● What you should do:
State how many lines contain "this", and write nothing except that count.

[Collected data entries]

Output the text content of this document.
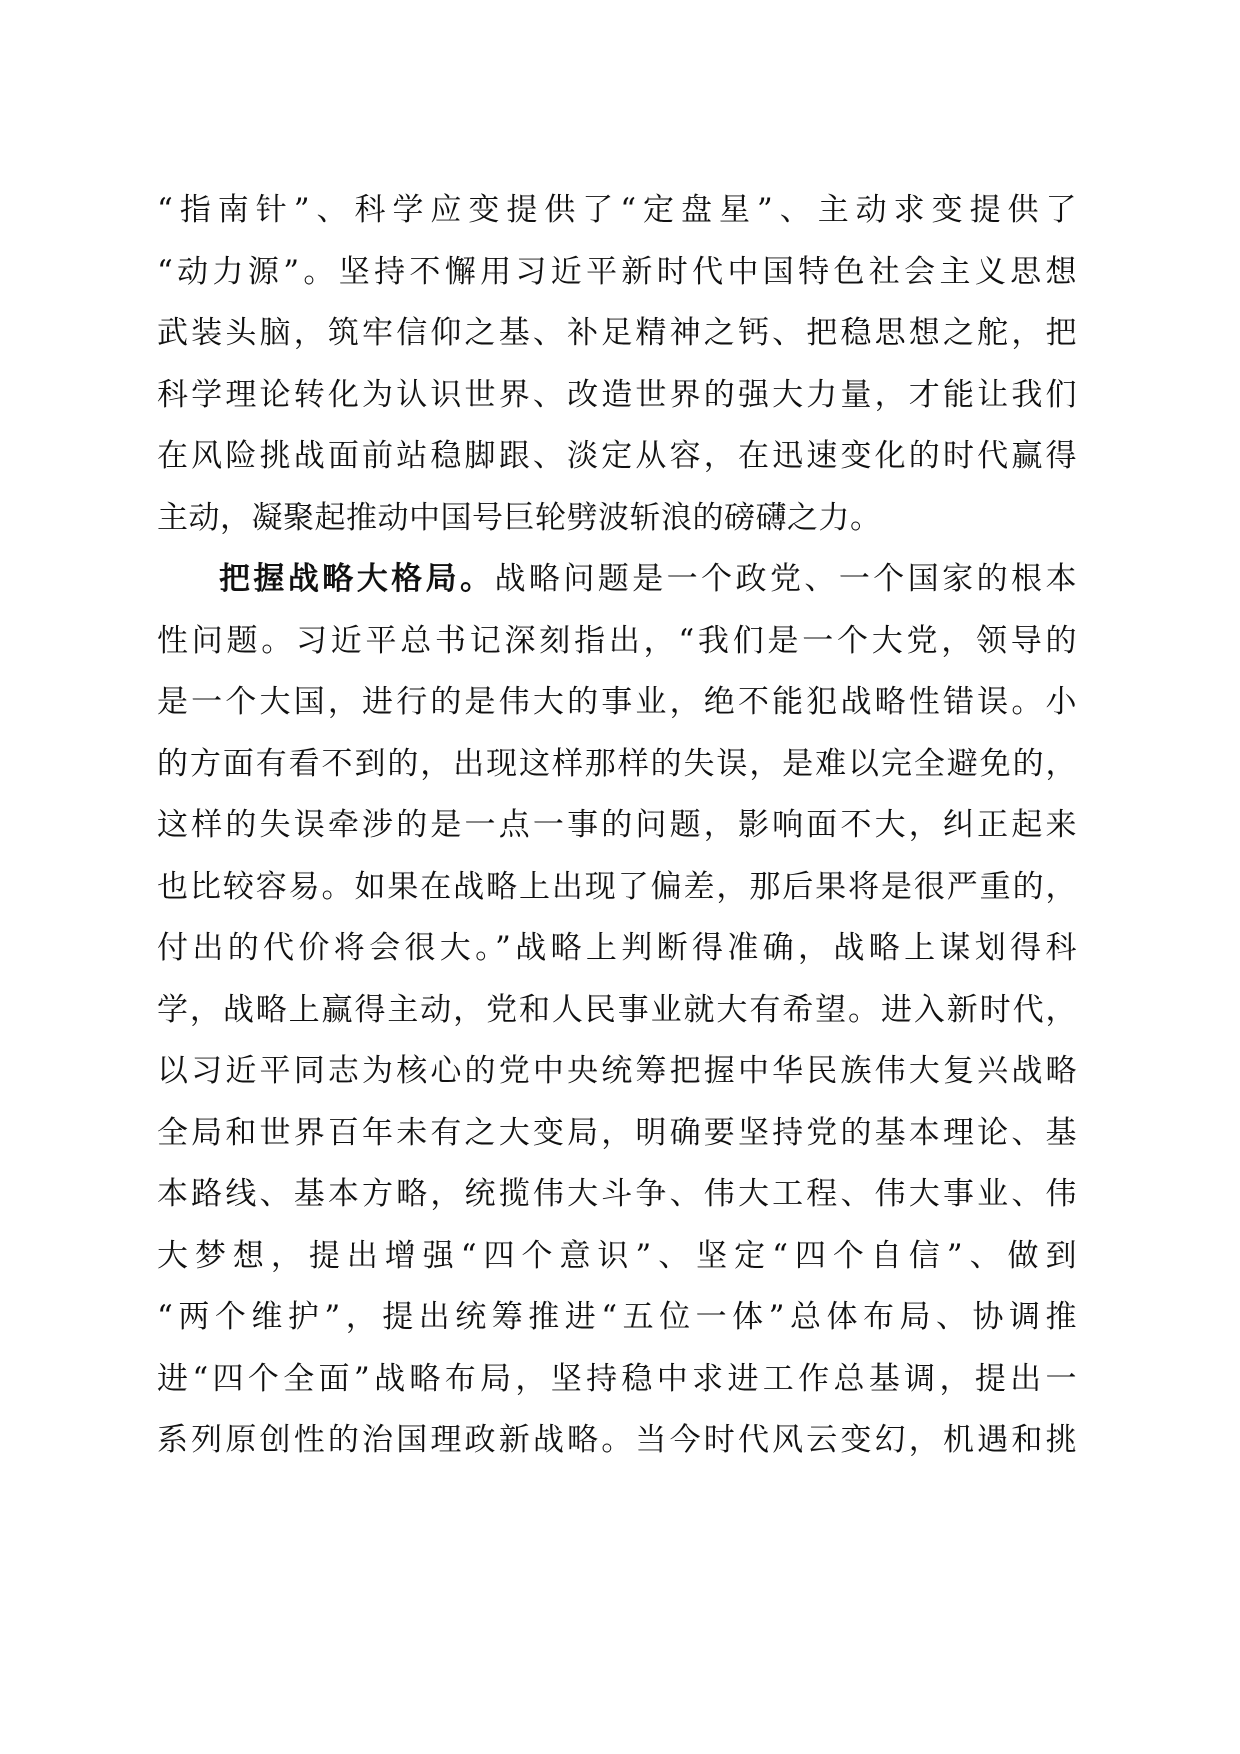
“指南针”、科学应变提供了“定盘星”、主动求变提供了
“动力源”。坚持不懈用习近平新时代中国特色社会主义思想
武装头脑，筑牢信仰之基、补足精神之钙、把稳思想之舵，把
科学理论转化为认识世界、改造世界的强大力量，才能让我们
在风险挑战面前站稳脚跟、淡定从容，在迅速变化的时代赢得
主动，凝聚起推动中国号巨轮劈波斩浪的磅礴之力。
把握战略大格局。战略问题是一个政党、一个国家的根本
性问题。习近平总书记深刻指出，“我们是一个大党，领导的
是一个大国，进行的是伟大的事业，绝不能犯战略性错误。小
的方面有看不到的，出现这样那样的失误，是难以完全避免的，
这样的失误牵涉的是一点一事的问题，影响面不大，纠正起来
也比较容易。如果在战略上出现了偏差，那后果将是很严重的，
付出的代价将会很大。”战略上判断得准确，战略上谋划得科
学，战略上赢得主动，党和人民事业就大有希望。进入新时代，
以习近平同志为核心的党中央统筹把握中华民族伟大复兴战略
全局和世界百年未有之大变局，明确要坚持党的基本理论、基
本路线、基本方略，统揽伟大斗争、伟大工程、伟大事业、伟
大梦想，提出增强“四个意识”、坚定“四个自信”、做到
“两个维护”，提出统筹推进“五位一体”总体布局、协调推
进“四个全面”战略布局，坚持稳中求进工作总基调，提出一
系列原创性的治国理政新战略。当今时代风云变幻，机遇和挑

--

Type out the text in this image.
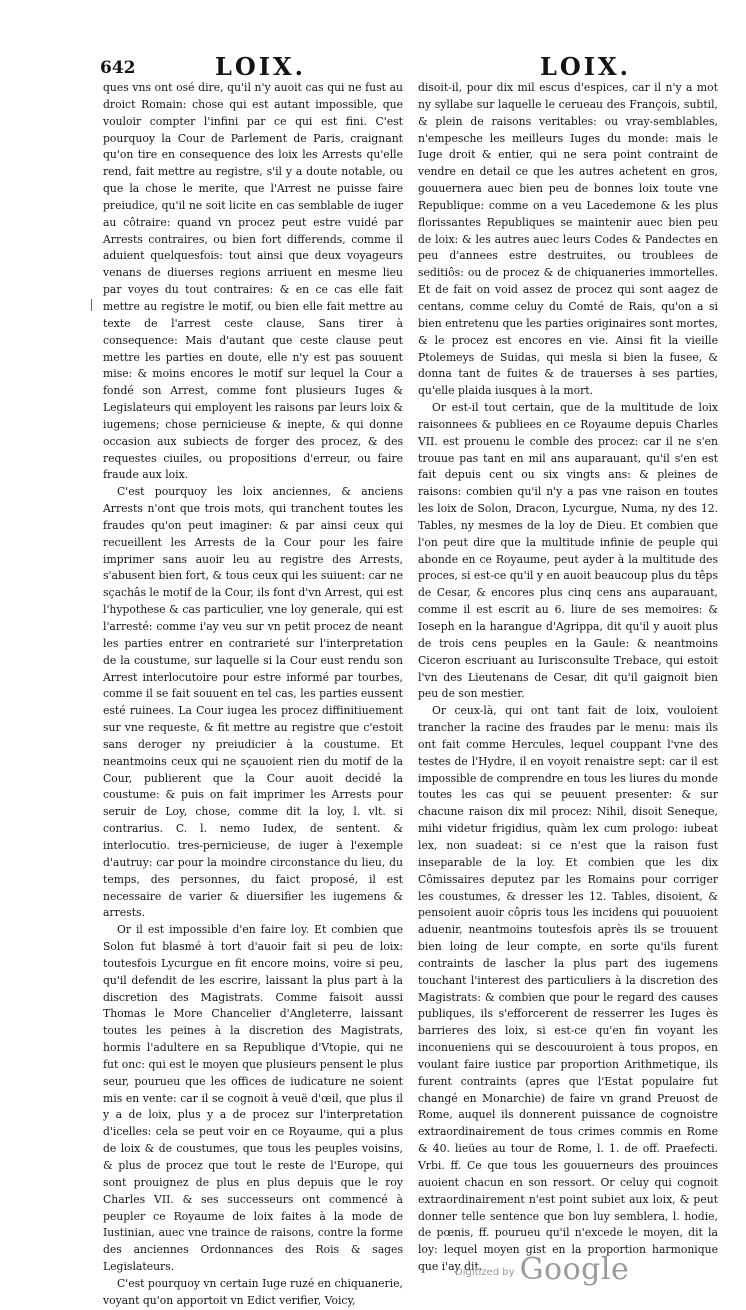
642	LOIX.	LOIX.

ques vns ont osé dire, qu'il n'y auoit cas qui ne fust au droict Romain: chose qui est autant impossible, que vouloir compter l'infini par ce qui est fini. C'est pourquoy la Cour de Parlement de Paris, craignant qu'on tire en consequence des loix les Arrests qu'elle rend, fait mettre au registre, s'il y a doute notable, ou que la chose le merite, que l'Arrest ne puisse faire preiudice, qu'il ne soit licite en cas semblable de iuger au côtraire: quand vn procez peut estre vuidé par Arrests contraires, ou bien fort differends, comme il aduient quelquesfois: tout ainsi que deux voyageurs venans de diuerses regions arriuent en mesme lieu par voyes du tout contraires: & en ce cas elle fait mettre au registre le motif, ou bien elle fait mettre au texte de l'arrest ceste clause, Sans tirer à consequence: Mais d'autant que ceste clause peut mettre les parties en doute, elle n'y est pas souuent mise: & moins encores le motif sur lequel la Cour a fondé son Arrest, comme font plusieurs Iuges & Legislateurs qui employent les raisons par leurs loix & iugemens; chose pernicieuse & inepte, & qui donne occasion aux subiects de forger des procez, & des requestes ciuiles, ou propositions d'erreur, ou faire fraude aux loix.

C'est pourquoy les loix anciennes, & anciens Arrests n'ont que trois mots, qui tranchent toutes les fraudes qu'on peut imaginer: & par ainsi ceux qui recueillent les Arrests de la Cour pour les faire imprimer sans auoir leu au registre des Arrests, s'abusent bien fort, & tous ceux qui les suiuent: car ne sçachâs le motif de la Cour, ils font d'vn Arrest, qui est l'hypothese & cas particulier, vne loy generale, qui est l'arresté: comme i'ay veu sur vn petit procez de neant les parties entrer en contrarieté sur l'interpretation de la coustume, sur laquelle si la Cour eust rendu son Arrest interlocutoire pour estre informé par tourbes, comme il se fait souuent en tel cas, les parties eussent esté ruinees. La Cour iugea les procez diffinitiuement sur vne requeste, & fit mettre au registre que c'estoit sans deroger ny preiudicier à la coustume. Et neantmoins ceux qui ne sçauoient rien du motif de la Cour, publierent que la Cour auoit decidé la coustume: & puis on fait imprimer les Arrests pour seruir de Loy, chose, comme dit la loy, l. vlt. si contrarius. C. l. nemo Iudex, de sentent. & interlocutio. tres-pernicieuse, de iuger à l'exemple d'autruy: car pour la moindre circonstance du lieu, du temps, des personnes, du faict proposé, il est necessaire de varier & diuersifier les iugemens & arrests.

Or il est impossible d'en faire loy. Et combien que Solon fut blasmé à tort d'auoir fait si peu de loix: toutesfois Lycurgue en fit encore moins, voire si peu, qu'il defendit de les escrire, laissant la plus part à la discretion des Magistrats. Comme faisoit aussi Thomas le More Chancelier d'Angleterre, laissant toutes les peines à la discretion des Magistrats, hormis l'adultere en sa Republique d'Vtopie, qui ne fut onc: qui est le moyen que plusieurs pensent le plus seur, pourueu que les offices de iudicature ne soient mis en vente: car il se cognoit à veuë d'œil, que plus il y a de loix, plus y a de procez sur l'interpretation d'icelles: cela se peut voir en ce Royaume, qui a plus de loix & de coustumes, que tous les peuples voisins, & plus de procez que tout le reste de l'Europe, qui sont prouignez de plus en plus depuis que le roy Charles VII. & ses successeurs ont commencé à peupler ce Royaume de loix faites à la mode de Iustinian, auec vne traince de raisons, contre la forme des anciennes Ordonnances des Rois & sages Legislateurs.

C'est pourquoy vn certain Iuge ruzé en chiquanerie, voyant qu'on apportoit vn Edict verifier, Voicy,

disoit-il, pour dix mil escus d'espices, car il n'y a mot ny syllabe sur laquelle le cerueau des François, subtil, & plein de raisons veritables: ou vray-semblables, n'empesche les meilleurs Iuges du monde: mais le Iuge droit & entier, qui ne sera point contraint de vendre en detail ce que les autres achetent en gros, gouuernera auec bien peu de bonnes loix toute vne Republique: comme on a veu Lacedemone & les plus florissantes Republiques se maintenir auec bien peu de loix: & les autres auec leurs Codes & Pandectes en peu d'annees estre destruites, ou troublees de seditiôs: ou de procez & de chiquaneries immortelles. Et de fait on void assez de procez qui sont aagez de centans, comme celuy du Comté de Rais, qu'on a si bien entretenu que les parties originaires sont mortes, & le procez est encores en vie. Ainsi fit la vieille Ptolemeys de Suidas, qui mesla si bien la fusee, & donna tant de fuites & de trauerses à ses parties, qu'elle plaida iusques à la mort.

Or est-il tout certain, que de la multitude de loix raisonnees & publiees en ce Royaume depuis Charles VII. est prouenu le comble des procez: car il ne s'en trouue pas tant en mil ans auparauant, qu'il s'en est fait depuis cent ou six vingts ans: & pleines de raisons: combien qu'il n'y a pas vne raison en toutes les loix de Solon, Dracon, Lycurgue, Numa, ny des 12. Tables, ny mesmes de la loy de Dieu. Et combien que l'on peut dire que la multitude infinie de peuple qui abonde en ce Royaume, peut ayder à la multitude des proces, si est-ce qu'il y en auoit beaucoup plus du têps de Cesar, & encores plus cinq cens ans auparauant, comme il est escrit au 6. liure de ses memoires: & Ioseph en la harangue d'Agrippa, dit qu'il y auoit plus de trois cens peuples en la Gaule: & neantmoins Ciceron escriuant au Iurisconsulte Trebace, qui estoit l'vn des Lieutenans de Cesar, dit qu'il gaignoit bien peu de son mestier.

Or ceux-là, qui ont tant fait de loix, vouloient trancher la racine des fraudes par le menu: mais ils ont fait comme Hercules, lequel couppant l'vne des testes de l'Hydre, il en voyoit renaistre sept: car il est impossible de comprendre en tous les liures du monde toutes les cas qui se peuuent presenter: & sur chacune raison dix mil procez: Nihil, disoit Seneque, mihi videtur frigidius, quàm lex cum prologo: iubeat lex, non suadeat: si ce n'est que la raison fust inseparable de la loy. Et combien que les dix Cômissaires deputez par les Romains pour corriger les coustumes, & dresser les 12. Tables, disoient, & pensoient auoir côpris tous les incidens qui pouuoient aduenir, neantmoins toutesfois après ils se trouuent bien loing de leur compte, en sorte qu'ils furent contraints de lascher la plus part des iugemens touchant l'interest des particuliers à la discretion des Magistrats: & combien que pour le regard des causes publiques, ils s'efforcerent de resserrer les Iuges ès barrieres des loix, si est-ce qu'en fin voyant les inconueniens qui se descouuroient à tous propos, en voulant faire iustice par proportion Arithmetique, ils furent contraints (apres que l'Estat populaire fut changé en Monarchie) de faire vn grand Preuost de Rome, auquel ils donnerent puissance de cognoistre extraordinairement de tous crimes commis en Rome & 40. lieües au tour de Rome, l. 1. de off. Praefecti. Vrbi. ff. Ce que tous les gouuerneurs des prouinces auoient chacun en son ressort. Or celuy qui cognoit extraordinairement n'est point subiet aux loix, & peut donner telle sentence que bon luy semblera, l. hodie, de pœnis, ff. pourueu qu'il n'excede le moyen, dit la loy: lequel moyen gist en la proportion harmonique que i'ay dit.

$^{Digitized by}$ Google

● Exercise solution:
2